THE EXERCISE: Every entry needs to be reproduced exactly.

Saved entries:
^^^^^^^^

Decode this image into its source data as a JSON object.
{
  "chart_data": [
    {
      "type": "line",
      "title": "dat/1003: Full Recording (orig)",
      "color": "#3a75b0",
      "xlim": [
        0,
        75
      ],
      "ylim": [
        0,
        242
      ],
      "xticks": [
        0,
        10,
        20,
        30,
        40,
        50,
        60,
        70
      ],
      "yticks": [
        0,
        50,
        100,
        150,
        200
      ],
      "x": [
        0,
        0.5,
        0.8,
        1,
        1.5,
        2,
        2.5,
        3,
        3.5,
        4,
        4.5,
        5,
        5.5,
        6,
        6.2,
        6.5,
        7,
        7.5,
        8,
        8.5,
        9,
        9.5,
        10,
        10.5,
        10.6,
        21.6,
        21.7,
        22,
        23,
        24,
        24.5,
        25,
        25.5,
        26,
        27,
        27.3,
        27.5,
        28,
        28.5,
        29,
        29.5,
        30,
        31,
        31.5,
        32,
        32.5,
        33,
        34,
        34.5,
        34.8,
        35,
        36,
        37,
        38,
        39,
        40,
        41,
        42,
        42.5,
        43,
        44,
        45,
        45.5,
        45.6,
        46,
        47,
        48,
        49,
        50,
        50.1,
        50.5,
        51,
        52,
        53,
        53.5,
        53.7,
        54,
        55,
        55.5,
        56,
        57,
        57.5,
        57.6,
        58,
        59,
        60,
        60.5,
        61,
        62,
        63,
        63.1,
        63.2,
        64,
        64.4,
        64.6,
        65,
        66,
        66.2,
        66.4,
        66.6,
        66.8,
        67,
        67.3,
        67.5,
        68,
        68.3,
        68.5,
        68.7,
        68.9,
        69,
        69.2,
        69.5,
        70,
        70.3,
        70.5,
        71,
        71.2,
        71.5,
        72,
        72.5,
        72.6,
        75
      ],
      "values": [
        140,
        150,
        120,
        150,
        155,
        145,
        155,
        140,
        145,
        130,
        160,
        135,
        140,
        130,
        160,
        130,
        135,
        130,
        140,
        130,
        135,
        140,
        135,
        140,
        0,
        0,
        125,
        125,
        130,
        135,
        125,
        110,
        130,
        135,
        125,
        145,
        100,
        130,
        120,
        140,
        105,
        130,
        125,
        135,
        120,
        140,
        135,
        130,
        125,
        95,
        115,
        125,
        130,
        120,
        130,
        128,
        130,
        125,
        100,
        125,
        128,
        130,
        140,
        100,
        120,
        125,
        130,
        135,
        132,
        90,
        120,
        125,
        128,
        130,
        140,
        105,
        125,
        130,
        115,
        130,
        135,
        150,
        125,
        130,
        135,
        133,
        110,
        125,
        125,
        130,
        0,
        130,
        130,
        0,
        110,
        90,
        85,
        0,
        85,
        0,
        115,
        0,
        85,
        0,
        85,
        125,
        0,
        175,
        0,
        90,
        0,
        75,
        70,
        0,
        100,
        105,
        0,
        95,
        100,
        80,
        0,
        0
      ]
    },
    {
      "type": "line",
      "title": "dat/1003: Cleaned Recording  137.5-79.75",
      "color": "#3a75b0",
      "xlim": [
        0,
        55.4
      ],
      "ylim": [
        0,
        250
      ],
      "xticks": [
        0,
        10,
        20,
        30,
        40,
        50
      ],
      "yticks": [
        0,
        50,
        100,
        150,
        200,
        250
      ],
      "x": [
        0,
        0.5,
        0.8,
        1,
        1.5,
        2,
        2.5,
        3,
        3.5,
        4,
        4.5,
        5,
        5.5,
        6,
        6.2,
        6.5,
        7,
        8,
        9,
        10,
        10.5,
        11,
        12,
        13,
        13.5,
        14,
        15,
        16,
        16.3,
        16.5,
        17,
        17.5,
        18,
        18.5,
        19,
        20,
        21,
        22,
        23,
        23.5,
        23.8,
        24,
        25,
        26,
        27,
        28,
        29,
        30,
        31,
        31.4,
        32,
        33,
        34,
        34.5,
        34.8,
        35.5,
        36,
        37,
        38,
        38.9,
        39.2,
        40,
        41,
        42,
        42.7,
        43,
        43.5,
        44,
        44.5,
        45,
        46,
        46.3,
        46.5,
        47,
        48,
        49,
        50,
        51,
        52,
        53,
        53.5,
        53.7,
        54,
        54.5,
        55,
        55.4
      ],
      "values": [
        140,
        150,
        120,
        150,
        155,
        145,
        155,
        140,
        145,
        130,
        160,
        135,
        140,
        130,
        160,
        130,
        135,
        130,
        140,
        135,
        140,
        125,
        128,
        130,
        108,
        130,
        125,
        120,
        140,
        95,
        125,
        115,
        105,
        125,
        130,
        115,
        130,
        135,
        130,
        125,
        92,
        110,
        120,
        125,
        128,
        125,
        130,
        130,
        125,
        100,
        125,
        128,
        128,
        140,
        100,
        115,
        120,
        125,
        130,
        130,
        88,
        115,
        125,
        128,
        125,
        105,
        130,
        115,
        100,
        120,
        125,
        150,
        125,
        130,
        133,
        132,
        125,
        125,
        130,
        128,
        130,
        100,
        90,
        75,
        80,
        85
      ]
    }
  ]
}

^^^^^^^^

TASK SOLUTION:
Decode this image into its source data as a JSON object.
{
  "chart_data": [
    {
      "type": "line",
      "title": "dat/1003: Full Recording (orig)",
      "color": "#3a75b0",
      "xlim": [
        0,
        75
      ],
      "ylim": [
        0,
        242
      ],
      "xticks": [
        0,
        10,
        20,
        30,
        40,
        50,
        60,
        70
      ],
      "yticks": [
        0,
        50,
        100,
        150,
        200
      ],
      "x": [
        0,
        0.5,
        0.8,
        1,
        1.5,
        2,
        2.5,
        3,
        3.5,
        4,
        4.5,
        5,
        5.5,
        6,
        6.2,
        6.5,
        7,
        7.5,
        8,
        8.5,
        9,
        9.5,
        10,
        10.5,
        10.6,
        21.6,
        21.7,
        22,
        23,
        24,
        24.5,
        25,
        25.5,
        26,
        27,
        27.3,
        27.5,
        28,
        28.5,
        29,
        29.5,
        30,
        31,
        31.5,
        32,
        32.5,
        33,
        34,
        34.5,
        34.8,
        35,
        36,
        37,
        38,
        39,
        40,
        41,
        42,
        42.5,
        43,
        44,
        45,
        45.5,
        45.6,
        46,
        47,
        48,
        49,
        50,
        50.1,
        50.5,
        51,
        52,
        53,
        53.5,
        53.7,
        54,
        55,
        55.5,
        56,
        57,
        57.5,
        57.6,
        58,
        59,
        60,
        60.5,
        61,
        62,
        63,
        63.1,
        63.2,
        64,
        64.4,
        64.6,
        65,
        66,
        66.2,
        66.4,
        66.6,
        66.8,
        67,
        67.3,
        67.5,
        68,
        68.3,
        68.5,
        68.7,
        68.9,
        69,
        69.2,
        69.5,
        70,
        70.3,
        70.5,
        71,
        71.2,
        71.5,
        72,
        72.5,
        72.6,
        75
      ],
      "values": [
        140,
        150,
        120,
        150,
        155,
        145,
        155,
        140,
        145,
        130,
        160,
        135,
        140,
        130,
        160,
        130,
        135,
        130,
        140,
        130,
        135,
        140,
        135,
        140,
        0,
        0,
        125,
        125,
        130,
        135,
        125,
        110,
        130,
        135,
        125,
        145,
        100,
        130,
        120,
        140,
        105,
        130,
        125,
        135,
        120,
        140,
        135,
        130,
        125,
        95,
        115,
        125,
        130,
        120,
        130,
        128,
        130,
        125,
        100,
        125,
        128,
        130,
        140,
        100,
        120,
        125,
        130,
        135,
        132,
        90,
        120,
        125,
        128,
        130,
        140,
        105,
        125,
        130,
        115,
        130,
        135,
        150,
        125,
        130,
        135,
        133,
        110,
        125,
        125,
        130,
        0,
        130,
        130,
        0,
        110,
        90,
        85,
        0,
        85,
        0,
        115,
        0,
        85,
        0,
        85,
        125,
        0,
        175,
        0,
        90,
        0,
        75,
        70,
        0,
        100,
        105,
        0,
        95,
        100,
        80,
        0,
        0
      ]
    },
    {
      "type": "line",
      "title": "dat/1003: Cleaned Recording  137.5-79.75",
      "color": "#3a75b0",
      "xlim": [
        0,
        55.4
      ],
      "ylim": [
        0,
        250
      ],
      "xticks": [
        0,
        10,
        20,
        30,
        40,
        50
      ],
      "yticks": [
        0,
        50,
        100,
        150,
        200,
        250
      ],
      "x": [
        0,
        0.5,
        0.8,
        1,
        1.5,
        2,
        2.5,
        3,
        3.5,
        4,
        4.5,
        5,
        5.5,
        6,
        6.2,
        6.5,
        7,
        8,
        9,
        10,
        10.5,
        11,
        12,
        13,
        13.5,
        14,
        15,
        16,
        16.3,
        16.5,
        17,
        17.5,
        18,
        18.5,
        19,
        20,
        21,
        22,
        23,
        23.5,
        23.8,
        24,
        25,
        26,
        27,
        28,
        29,
        30,
        31,
        31.4,
        32,
        33,
        34,
        34.5,
        34.8,
        35.5,
        36,
        37,
        38,
        38.9,
        39.2,
        40,
        41,
        42,
        42.7,
        43,
        43.5,
        44,
        44.5,
        45,
        46,
        46.3,
        46.5,
        47,
        48,
        49,
        50,
        51,
        52,
        53,
        53.5,
        53.7,
        54,
        54.5,
        55,
        55.4
      ],
      "values": [
        140,
        150,
        120,
        150,
        155,
        145,
        155,
        140,
        145,
        130,
        160,
        135,
        140,
        130,
        160,
        130,
        135,
        130,
        140,
        135,
        140,
        125,
        128,
        130,
        108,
        130,
        125,
        120,
        140,
        95,
        125,
        115,
        105,
        125,
        130,
        115,
        130,
        135,
        130,
        125,
        92,
        110,
        120,
        125,
        128,
        125,
        130,
        130,
        125,
        100,
        125,
        128,
        128,
        140,
        100,
        115,
        120,
        125,
        130,
        130,
        88,
        115,
        125,
        128,
        125,
        105,
        130,
        115,
        100,
        120,
        125,
        150,
        125,
        130,
        133,
        132,
        125,
        125,
        130,
        128,
        130,
        100,
        90,
        75,
        80,
        85
      ]
    }
  ]
}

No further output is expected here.